* **RECORDS TO USE**

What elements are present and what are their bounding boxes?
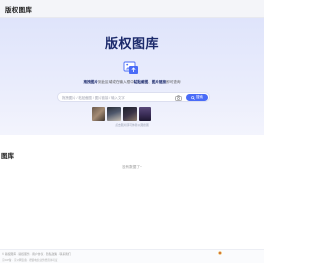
footer-license: 京ICP备 · 京公网安备 · 增值电信业务经营许可证 <box>2 259 58 262</box>
camera-icon[interactable] <box>175 94 182 101</box>
sample-image-1[interactable] <box>92 107 105 121</box>
empty-state-text: 没有数据了~ <box>121 165 143 169</box>
hero-section: 版权图库 拖拽图片到此区域或在输入框中粘贴截图、图片链接即可查询 搜索 <box>0 18 264 135</box>
hint-image-link: 图片链接 <box>151 80 167 84</box>
thumbnail-caption: 点击图片即可体验以图搜图 <box>115 122 149 127</box>
hint-paste-screenshot: 粘贴截图 <box>133 80 149 84</box>
search-button-label: 搜索 <box>196 95 203 99</box>
hint-mid: 到此区域或在输入框中 <box>97 80 134 84</box>
site-logo-text[interactable]: 版权图库 <box>5 4 32 14</box>
results-section-title: 图库 <box>1 153 14 160</box>
footer: © 版权图库 · 版权服务 · 用户协议 · 隐私政策 · 联系我们 京ICP备… <box>0 249 264 263</box>
footer-links[interactable]: © 版权图库 · 版权服务 · 用户协议 · 隐私政策 · 联系我们 <box>2 252 71 256</box>
sample-image-2[interactable] <box>106 107 121 121</box>
police-badge-icon <box>218 251 222 255</box>
search-button[interactable]: 搜索 <box>186 94 208 101</box>
sample-thumbnails <box>92 107 151 121</box>
search-box: 搜索 <box>57 92 210 102</box>
hint-drag: 拖拽图片 <box>83 80 98 84</box>
search-input[interactable] <box>62 95 172 100</box>
image-upload-icon[interactable] <box>123 61 139 75</box>
search-icon <box>191 95 195 100</box>
sample-image-3[interactable] <box>122 107 137 121</box>
hero-title: 版权图库 <box>104 36 159 51</box>
upload-hint: 拖拽图片到此区域或在输入框中粘贴截图、图片链接即可查询 <box>0 80 264 85</box>
top-bar: 版权图库 <box>0 0 264 18</box>
hint-suffix: 即可查询 <box>166 80 181 84</box>
sample-image-4[interactable] <box>138 107 151 121</box>
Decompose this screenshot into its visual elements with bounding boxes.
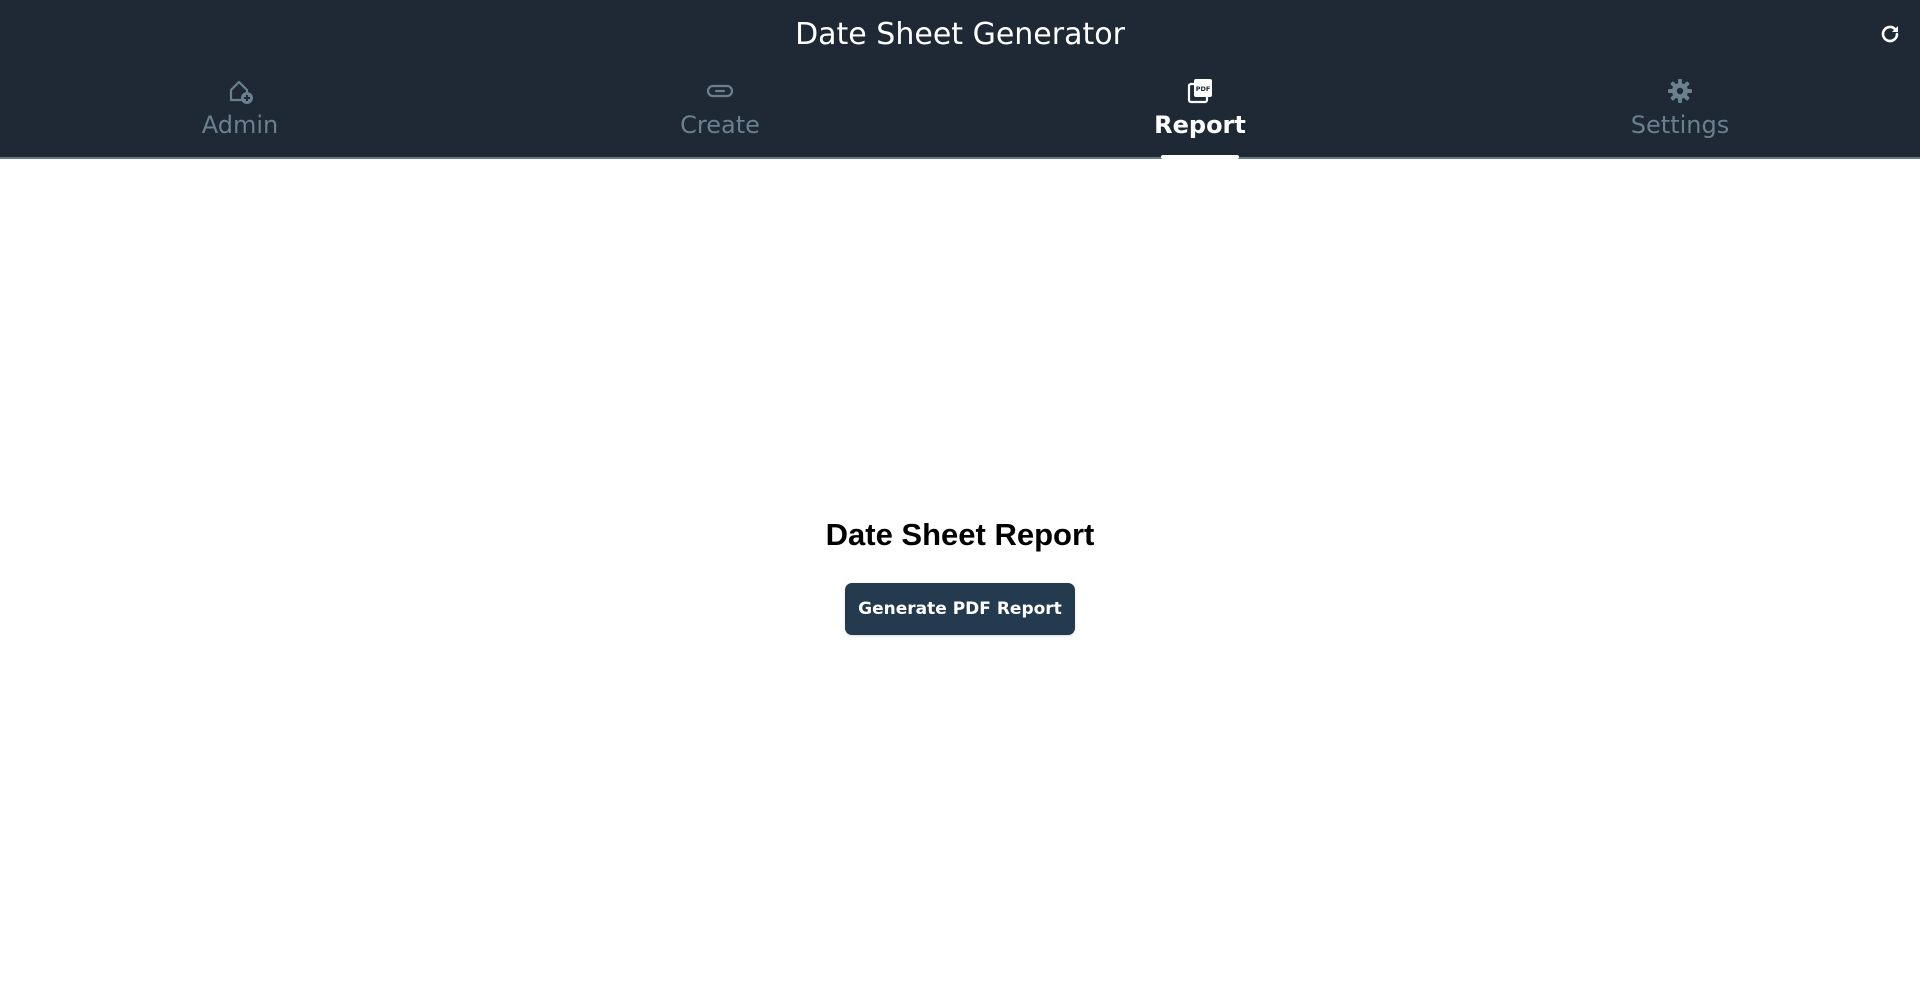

* **TO BE DONE**
Reproduce the listing above with every "interactable" switched to "clickable" and nothing else changed. Omit the pictures.

* **CORRECT RESPONSE**
What elements are present and what are their bounding boxes?
footer-license: 京ICP备 · 京公网安备 · 增值电信业务经营许可证 <box>2 259 58 262</box>
camera-icon[clickable] <box>175 94 182 101</box>
sample-image-1[clickable] <box>92 107 105 121</box>
empty-state-text: 没有数据了~ <box>121 165 143 169</box>
hero-section: 版权图库 拖拽图片到此区域或在输入框中粘贴截图、图片链接即可查询 搜索 <box>0 18 264 135</box>
hint-image-link: 图片链接 <box>151 80 167 84</box>
thumbnail-caption: 点击图片即可体验以图搜图 <box>115 122 149 127</box>
hint-paste-screenshot: 粘贴截图 <box>133 80 149 84</box>
search-button-label: 搜索 <box>196 95 203 99</box>
hint-mid: 到此区域或在输入框中 <box>97 80 134 84</box>
site-logo-text[clickable]: 版权图库 <box>5 4 32 14</box>
results-section-title: 图库 <box>1 153 14 160</box>
footer: © 版权图库 · 版权服务 · 用户协议 · 隐私政策 · 联系我们 京ICP备… <box>0 249 264 263</box>
footer-links[clickable]: © 版权图库 · 版权服务 · 用户协议 · 隐私政策 · 联系我们 <box>2 252 71 256</box>
sample-image-2[clickable] <box>106 107 121 121</box>
police-badge-icon <box>218 251 222 255</box>
search-button[clickable]: 搜索 <box>186 94 208 101</box>
sample-thumbnails <box>92 107 151 121</box>
search-box: 搜索 <box>57 92 210 102</box>
hint-drag: 拖拽图片 <box>83 80 98 84</box>
search-input[clickable] <box>62 95 172 100</box>
image-upload-icon[clickable] <box>123 61 139 75</box>
search-icon <box>191 95 195 100</box>
sample-image-3[clickable] <box>122 107 137 121</box>
hero-title: 版权图库 <box>104 36 159 51</box>
upload-hint: 拖拽图片到此区域或在输入框中粘贴截图、图片链接即可查询 <box>0 80 264 85</box>
top-bar: 版权图库 <box>0 0 264 18</box>
hint-suffix: 即可查询 <box>166 80 181 84</box>
sample-image-4[clickable] <box>138 107 151 121</box>
Decompose this screenshot into its visual elements with bounding boxes.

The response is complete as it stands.